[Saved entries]
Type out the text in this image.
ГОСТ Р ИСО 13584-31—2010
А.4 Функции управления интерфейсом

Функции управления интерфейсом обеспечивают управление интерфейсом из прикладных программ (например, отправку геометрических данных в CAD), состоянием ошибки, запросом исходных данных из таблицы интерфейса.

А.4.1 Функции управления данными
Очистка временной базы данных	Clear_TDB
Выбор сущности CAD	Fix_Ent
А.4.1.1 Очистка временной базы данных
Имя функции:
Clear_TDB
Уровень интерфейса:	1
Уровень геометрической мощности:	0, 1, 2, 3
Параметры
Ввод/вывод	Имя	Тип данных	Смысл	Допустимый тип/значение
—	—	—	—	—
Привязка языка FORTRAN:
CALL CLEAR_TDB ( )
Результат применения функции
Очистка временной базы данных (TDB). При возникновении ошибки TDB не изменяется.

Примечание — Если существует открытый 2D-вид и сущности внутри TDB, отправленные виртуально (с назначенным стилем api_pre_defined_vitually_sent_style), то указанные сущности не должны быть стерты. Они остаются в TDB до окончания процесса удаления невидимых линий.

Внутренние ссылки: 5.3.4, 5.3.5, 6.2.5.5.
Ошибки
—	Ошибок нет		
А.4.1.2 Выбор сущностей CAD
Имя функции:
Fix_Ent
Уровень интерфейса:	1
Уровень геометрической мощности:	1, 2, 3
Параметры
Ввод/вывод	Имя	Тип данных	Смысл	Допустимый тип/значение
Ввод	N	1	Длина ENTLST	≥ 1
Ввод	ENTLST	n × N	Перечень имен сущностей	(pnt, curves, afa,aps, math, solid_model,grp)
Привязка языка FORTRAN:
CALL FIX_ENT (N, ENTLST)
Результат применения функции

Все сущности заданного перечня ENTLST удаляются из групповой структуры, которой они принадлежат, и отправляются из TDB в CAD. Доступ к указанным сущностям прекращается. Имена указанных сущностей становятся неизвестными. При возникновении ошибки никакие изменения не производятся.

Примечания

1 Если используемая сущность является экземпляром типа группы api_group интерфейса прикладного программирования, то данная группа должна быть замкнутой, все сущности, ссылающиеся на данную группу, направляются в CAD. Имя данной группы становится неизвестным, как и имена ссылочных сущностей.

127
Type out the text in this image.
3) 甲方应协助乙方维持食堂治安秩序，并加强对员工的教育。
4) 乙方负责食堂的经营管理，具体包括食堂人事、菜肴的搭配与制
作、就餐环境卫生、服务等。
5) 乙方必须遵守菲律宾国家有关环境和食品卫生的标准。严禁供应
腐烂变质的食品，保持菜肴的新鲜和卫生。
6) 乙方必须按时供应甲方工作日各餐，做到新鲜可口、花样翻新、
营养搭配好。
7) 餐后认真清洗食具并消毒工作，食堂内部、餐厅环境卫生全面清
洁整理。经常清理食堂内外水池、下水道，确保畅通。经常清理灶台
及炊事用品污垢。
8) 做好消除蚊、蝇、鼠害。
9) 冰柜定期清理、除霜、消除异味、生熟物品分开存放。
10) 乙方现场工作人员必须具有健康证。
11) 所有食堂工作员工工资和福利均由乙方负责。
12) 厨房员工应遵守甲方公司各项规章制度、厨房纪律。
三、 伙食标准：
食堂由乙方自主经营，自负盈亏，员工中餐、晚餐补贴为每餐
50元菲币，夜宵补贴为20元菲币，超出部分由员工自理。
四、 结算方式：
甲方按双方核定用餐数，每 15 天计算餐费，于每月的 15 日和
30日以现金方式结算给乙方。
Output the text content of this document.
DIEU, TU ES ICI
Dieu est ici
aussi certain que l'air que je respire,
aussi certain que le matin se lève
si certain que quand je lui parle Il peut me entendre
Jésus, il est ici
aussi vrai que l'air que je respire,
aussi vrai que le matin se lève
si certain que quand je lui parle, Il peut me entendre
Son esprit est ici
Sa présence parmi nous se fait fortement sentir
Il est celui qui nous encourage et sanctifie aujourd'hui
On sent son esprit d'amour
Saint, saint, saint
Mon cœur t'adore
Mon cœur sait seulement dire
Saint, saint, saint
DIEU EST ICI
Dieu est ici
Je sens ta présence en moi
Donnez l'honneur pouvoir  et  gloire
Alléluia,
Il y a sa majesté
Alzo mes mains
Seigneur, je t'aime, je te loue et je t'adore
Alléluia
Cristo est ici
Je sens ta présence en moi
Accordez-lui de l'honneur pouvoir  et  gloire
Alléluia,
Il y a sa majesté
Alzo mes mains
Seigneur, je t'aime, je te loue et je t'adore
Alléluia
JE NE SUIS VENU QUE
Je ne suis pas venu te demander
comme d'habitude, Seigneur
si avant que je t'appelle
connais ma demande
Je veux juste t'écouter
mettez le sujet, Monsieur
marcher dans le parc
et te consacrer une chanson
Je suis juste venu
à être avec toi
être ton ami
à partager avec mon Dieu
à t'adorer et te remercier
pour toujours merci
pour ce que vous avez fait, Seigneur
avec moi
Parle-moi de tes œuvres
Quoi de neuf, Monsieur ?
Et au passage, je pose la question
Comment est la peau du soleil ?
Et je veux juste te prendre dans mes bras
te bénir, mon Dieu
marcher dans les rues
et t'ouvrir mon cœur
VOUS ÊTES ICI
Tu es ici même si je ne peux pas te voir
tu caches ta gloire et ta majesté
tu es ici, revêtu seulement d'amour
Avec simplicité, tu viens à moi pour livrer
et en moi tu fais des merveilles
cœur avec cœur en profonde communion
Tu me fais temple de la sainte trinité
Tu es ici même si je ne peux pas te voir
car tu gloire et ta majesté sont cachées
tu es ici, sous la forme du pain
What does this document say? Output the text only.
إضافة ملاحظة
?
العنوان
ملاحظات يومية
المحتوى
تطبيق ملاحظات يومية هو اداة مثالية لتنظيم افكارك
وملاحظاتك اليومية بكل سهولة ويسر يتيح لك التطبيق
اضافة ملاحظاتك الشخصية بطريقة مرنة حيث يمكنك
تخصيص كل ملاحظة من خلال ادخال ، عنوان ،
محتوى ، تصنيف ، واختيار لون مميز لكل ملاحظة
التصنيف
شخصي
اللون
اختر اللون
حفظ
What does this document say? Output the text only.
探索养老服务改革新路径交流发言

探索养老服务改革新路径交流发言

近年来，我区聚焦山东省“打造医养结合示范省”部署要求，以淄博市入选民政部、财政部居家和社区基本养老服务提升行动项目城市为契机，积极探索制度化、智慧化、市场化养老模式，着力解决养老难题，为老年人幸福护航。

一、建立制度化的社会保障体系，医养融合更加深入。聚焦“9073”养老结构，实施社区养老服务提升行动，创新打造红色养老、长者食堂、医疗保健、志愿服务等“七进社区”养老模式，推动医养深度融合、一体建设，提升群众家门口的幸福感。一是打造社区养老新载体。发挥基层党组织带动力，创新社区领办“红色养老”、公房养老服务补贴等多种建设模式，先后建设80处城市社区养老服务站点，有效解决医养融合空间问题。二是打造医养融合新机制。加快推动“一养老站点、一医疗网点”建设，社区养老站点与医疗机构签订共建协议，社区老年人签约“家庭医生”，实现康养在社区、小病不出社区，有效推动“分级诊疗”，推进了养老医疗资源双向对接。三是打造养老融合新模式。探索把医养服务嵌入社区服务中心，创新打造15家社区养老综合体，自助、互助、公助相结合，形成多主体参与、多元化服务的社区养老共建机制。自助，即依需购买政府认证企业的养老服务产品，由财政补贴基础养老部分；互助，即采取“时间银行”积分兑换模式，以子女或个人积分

[Your task] Using the listing above, show every line that includes the string "lève".

[Solution to the exercise]
aussi certain que le matin se lève
aussi vrai que le matin se lève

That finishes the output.